Mechanical ventilation is necessary when a patient is temporarily unable to breathe effectively due to severe illness, injury, or surgery. The ventilator connects to the patient via an Endotracheal Tube (ETT), a flexible plastic tube placed through the mouth or nose and into the windpipe (trachea). The ETT delivers oxygen and breathing assistance. While effective for short-term support, it is not sustainable for patients requiring weeks or months of respiratory assistance. When prolonged ventilator support is anticipated, doctors recommend transitioning to a tracheostomy to avoid ETT complications and facilitate recovery.
Why the Breathing Tube Cannot Stay Indefinitely
The Endotracheal Tube is designed for short-term use. Leaving it in place for more than one to two weeks carries a significant risk of physical harm to the patient’s upper airway. Since the tube passes directly between the vocal cords, constant pressure can cause serious damage, including ulceration, scar tissue (granulomas), and vocal cord paralysis. These injuries can lead to long-term issues such as hoarseness, difficulty swallowing, and problems breathing independently after the tube is removed.
The prolonged presence of the ETT also increases the risk of tracheal damage, potentially causing a narrowing of the windpipe known as tracheal stenosis. Furthermore, the tube provides a direct pathway for bacteria, and pooled secretions above the cuff increase the risk of ventilator-associated pneumonia (VAP). To tolerate the ETT’s discomfort, patients must often be kept deeply sedated. Deep sedation hinders cognitive function and delays physical therapy, introducing further complications.
----------------
_WORK ORDER:_ List every long-term issue that the text on mechanical ventilation says injuries from the breathing tube can lead to.
----------------
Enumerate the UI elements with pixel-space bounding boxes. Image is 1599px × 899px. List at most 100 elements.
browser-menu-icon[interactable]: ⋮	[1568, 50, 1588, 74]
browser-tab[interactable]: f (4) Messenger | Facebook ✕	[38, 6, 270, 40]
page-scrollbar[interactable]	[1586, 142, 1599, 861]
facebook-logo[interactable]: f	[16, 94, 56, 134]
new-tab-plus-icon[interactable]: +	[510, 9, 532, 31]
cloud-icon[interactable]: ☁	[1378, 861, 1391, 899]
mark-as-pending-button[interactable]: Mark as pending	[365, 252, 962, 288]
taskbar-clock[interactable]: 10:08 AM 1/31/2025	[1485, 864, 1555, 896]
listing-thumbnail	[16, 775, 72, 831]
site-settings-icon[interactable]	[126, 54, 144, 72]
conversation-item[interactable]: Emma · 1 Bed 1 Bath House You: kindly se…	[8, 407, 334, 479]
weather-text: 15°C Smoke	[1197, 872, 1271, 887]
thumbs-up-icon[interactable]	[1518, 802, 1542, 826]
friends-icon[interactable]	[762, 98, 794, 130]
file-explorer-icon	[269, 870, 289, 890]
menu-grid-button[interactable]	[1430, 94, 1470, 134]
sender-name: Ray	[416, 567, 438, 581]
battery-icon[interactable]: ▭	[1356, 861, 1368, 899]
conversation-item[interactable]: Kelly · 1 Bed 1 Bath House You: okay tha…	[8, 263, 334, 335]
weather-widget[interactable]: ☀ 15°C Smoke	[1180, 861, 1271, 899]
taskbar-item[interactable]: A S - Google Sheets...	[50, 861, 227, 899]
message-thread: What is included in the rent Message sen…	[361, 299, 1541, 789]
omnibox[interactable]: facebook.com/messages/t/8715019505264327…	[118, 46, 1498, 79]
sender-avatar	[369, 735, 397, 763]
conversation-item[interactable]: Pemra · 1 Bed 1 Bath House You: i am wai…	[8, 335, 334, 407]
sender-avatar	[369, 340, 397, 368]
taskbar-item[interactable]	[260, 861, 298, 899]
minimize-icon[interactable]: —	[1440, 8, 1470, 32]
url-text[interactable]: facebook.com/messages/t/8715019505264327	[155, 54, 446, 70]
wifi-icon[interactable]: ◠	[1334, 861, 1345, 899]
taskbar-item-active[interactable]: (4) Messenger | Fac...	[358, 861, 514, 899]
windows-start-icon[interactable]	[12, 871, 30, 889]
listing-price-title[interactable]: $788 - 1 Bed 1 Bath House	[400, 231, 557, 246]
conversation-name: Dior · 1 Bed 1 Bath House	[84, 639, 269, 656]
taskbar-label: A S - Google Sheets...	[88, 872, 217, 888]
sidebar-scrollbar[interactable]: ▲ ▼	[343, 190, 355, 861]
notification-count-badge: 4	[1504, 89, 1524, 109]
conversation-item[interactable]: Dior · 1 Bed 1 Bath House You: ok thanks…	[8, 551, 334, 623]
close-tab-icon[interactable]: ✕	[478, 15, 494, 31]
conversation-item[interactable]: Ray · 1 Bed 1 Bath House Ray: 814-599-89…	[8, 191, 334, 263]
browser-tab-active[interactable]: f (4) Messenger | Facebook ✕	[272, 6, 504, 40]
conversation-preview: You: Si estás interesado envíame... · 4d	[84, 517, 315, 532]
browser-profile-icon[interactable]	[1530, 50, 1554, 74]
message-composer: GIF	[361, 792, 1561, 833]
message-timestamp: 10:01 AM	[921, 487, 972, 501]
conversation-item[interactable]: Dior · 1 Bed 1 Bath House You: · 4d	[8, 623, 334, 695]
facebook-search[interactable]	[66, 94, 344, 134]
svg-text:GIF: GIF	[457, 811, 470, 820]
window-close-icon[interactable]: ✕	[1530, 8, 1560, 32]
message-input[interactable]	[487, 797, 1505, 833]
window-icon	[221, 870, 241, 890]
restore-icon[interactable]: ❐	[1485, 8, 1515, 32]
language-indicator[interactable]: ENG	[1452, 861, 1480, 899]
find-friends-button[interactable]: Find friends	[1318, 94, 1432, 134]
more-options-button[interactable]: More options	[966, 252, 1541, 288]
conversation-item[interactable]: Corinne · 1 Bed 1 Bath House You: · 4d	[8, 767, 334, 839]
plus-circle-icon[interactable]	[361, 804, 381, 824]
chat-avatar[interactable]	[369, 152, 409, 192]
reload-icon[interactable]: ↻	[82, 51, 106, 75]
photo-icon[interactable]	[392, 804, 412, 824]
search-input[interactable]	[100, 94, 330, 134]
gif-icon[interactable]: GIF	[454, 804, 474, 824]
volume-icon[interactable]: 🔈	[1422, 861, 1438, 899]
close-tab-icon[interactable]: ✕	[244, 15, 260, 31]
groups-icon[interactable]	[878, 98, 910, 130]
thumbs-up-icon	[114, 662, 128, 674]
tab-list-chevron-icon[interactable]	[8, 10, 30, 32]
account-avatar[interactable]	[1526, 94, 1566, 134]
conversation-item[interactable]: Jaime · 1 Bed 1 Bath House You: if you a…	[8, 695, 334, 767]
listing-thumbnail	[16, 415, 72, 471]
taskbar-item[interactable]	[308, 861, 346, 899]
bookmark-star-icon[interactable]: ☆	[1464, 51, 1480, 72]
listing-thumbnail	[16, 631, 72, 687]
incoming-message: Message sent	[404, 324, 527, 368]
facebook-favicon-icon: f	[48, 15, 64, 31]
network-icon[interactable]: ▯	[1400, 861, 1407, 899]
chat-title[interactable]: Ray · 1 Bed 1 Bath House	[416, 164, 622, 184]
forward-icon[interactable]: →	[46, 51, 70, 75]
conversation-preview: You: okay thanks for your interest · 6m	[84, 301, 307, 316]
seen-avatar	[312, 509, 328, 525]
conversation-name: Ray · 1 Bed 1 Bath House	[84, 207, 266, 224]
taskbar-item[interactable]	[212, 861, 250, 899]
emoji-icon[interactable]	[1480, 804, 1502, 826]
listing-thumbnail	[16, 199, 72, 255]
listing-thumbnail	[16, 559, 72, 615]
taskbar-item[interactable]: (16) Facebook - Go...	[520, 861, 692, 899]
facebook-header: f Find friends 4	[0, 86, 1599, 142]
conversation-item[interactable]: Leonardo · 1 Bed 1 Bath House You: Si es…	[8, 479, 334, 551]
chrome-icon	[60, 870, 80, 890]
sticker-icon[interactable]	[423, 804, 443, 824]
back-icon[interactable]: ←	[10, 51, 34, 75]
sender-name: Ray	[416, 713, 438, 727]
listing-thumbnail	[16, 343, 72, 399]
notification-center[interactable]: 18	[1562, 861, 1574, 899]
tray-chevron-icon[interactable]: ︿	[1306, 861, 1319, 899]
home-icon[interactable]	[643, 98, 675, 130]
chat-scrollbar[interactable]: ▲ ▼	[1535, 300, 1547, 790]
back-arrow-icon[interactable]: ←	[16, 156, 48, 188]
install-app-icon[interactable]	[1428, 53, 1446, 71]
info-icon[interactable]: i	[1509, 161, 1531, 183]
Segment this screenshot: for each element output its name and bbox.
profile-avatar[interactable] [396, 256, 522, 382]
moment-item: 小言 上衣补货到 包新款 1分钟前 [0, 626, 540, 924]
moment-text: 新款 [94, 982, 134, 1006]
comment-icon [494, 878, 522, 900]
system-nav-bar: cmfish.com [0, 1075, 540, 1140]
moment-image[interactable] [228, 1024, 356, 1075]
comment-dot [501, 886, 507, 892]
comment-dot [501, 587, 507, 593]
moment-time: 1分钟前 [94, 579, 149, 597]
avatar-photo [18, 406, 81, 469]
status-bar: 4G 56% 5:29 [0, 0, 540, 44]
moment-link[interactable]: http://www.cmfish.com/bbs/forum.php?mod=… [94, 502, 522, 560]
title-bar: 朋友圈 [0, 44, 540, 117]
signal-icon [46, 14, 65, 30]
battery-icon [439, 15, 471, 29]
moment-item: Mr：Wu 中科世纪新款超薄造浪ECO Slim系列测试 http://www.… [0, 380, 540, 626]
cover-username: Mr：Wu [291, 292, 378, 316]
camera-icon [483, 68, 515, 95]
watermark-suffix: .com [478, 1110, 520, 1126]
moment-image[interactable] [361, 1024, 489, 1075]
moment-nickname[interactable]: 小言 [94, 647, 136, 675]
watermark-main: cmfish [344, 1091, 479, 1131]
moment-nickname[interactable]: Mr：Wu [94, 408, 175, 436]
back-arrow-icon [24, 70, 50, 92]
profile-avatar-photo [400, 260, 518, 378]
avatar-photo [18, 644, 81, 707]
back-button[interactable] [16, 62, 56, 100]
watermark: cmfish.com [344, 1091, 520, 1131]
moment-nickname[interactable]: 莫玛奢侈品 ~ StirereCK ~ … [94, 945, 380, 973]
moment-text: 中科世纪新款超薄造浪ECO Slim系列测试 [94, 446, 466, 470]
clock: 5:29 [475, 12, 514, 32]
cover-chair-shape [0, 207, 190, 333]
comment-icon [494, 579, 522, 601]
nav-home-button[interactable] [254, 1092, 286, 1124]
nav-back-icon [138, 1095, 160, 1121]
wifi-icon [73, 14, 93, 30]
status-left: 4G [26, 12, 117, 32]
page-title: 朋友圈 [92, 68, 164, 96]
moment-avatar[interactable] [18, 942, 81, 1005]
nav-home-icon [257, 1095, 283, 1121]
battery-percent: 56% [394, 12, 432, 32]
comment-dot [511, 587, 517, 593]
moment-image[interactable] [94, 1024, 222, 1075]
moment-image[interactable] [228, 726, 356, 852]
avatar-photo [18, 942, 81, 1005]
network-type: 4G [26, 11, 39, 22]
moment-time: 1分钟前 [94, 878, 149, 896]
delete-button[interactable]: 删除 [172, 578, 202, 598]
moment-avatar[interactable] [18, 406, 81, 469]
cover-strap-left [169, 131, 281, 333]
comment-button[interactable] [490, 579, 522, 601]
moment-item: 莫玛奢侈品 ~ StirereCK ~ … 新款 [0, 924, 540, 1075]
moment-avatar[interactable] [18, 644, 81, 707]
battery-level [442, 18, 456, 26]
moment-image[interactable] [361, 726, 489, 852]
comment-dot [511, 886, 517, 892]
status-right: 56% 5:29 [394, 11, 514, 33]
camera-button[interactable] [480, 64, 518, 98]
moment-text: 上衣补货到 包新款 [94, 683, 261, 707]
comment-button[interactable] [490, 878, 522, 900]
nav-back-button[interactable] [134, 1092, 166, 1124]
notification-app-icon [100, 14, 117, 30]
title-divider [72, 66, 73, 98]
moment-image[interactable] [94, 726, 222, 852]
----------------
_TASK SOLUTION:_
Hoarseness
Difficulty swallowing
Problems breathing independently after the tube is removed